• TASK BRIEF:
Write every record out again exactly as given.
** start of SOURCE RECORDS **
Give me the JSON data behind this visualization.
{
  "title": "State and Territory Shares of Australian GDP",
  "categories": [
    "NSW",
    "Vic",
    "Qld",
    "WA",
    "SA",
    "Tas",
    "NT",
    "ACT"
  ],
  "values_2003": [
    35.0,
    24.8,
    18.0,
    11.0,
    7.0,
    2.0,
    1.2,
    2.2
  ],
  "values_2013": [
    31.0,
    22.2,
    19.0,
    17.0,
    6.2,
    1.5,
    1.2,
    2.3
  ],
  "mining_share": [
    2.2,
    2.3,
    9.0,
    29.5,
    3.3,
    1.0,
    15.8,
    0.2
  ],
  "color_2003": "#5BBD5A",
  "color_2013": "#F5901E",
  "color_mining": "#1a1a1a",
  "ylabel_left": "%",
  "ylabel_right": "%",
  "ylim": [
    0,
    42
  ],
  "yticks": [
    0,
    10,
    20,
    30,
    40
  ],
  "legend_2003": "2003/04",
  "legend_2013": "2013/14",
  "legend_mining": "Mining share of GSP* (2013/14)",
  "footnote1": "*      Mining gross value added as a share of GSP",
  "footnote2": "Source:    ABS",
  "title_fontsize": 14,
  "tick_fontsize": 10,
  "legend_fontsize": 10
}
** end of SOURCE RECORDS **
• WRITTEN ANSWER:
Give me the JSON data behind this visualization.
{
  "title": "State and Territory Shares of Australian GDP",
  "categories": [
    "NSW",
    "Vic",
    "Qld",
    "WA",
    "SA",
    "Tas",
    "NT",
    "ACT"
  ],
  "values_2003": [
    35.0,
    24.8,
    18.0,
    11.0,
    7.0,
    2.0,
    1.2,
    2.2
  ],
  "values_2013": [
    31.0,
    22.2,
    19.0,
    17.0,
    6.2,
    1.5,
    1.2,
    2.3
  ],
  "mining_share": [
    2.2,
    2.3,
    9.0,
    29.5,
    3.3,
    1.0,
    15.8,
    0.2
  ],
  "color_2003": "#5BBD5A",
  "color_2013": "#F5901E",
  "color_mining": "#1a1a1a",
  "ylabel_left": "%",
  "ylabel_right": "%",
  "ylim": [
    0,
    42
  ],
  "yticks": [
    0,
    10,
    20,
    30,
    40
  ],
  "legend_2003": "2003/04",
  "legend_2013": "2013/14",
  "legend_mining": "Mining share of GSP* (2013/14)",
  "footnote1": "*      Mining gross value added as a share of GSP",
  "footnote2": "Source:    ABS",
  "title_fontsize": 14,
  "tick_fontsize": 10,
  "legend_fontsize": 10
}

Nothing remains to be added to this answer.